── Items

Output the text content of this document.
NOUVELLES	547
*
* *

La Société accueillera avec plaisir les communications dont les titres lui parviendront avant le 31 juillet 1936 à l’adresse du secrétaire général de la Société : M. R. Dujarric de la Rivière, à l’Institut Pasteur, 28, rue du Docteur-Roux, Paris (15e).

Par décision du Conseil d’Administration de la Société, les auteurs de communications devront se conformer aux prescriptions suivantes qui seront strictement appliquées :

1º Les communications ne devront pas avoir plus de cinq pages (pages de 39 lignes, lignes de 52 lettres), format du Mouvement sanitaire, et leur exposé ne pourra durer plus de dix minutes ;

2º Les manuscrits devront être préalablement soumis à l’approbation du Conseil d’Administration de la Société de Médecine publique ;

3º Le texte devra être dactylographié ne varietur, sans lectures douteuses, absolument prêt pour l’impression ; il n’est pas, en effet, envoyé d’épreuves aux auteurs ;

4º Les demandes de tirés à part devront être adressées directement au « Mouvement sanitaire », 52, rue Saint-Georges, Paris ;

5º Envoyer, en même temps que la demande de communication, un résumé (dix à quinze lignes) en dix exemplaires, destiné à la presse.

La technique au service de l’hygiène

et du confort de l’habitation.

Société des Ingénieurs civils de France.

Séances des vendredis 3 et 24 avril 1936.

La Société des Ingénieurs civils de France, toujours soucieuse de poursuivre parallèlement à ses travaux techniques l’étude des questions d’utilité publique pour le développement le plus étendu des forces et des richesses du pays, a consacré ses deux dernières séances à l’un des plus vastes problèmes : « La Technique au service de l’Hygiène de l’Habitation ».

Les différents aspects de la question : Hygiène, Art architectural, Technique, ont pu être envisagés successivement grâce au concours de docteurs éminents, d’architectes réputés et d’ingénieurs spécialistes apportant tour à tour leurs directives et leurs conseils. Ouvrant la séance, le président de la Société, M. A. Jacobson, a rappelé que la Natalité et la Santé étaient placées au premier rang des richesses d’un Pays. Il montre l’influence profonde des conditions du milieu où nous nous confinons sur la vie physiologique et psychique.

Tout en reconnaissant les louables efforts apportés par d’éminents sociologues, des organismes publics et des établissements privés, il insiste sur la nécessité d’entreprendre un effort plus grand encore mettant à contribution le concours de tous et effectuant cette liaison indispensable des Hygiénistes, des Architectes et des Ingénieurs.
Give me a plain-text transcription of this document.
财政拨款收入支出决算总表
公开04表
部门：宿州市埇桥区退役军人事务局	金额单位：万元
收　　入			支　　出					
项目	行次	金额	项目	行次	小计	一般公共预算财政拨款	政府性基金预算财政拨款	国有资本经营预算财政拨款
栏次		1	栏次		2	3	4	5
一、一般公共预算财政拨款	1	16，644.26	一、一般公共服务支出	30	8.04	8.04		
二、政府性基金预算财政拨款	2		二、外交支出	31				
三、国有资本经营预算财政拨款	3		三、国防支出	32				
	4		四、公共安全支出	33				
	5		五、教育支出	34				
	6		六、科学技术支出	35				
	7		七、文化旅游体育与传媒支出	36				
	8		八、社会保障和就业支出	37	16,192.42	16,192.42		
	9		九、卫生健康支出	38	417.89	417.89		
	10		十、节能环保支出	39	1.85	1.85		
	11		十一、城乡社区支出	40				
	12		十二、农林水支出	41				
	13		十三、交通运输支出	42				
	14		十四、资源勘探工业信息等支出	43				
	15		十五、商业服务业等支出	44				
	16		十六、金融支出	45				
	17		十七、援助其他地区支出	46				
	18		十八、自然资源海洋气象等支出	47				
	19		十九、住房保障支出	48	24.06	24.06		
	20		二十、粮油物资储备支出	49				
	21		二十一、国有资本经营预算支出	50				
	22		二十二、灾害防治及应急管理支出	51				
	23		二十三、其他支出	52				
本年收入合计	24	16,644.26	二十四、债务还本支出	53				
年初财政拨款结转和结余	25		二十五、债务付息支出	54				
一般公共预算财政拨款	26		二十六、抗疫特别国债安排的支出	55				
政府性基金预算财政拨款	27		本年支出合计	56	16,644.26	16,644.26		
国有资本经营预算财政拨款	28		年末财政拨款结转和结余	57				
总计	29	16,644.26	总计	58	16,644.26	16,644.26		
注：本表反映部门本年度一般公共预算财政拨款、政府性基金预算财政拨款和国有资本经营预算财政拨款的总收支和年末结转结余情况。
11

────

Only the lines from the one that contains "Give me a plain-text" through the last line should be repeated, each exactly as it stands, with both ends included.

● **Reply**
Give me a plain-text transcription of this document.
财政拨款收入支出决算总表
公开04表
部门：宿州市埇桥区退役军人事务局	金额单位：万元
收　　入			支　　出					
项目	行次	金额	项目	行次	小计	一般公共预算财政拨款	政府性基金预算财政拨款	国有资本经营预算财政拨款
栏次		1	栏次		2	3	4	5
一、一般公共预算财政拨款	1	16，644.26	一、一般公共服务支出	30	8.04	8.04		
二、政府性基金预算财政拨款	2		二、外交支出	31				
三、国有资本经营预算财政拨款	3		三、国防支出	32				
	4		四、公共安全支出	33				
	5		五、教育支出	34				
	6		六、科学技术支出	35				
	7		七、文化旅游体育与传媒支出	36				
	8		八、社会保障和就业支出	37	16,192.42	16,192.42		
	9		九、卫生健康支出	38	417.89	417.89		
	10		十、节能环保支出	39	1.85	1.85		
	11		十一、城乡社区支出	40				
	12		十二、农林水支出	41				
	13		十三、交通运输支出	42				
	14		十四、资源勘探工业信息等支出	43				
	15		十五、商业服务业等支出	44				
	16		十六、金融支出	45				
	17		十七、援助其他地区支出	46				
	18		十八、自然资源海洋气象等支出	47				
	19		十九、住房保障支出	48	24.06	24.06		
	20		二十、粮油物资储备支出	49				
	21		二十一、国有资本经营预算支出	50				
	22		二十二、灾害防治及应急管理支出	51				
	23		二十三、其他支出	52				
本年收入合计	24	16,644.26	二十四、债务还本支出	53				
年初财政拨款结转和结余	25		二十五、债务付息支出	54				
一般公共预算财政拨款	26		二十六、抗疫特别国债安排的支出	55				
政府性基金预算财政拨款	27		本年支出合计	56	16,644.26	16,644.26		
国有资本经营预算财政拨款	28		年末财政拨款结转和结余	57				
总计	29	16,644.26	总计	58	16,644.26	16,644.26		
注：本表反映部门本年度一般公共预算财政拨款、政府性基金预算财政拨款和国有资本经营预算财政拨款的总收支和年末结转结余情况。
11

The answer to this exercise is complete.